STATED GOAL >> Answer with a single number: how many lines in the listing below include "JSON"?

··· EXERCISE MATERIAL ···

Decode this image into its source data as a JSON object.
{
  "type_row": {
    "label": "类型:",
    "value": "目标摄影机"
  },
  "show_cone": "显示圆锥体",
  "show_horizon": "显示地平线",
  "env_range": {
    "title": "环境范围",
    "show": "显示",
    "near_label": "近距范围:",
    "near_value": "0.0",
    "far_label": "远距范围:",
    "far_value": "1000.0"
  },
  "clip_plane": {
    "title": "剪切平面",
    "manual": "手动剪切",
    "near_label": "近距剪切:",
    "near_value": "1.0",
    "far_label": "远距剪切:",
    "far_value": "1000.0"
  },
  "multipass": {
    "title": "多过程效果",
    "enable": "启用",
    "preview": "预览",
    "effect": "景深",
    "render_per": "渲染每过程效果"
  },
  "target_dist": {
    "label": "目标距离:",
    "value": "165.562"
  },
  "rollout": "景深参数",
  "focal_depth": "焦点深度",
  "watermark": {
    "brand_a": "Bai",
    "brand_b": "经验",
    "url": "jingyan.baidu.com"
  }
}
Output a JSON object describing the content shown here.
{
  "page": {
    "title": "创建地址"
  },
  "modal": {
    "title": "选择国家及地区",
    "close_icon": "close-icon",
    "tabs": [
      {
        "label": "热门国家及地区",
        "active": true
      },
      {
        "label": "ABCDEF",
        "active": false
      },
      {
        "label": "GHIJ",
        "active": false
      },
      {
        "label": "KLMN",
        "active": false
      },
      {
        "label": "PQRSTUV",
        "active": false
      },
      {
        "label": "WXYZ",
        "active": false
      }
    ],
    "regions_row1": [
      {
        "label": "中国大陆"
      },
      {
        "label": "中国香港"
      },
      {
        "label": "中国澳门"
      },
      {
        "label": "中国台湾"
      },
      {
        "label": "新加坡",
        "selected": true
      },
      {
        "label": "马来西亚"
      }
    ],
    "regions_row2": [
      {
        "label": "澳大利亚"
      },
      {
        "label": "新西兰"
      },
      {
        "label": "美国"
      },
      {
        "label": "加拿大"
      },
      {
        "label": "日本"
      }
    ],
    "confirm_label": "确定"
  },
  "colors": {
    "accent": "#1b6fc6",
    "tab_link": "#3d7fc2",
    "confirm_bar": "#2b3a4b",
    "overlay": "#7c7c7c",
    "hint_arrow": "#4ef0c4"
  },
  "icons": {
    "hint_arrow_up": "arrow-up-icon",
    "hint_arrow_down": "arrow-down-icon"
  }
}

···

TASK OUTPUT >> 2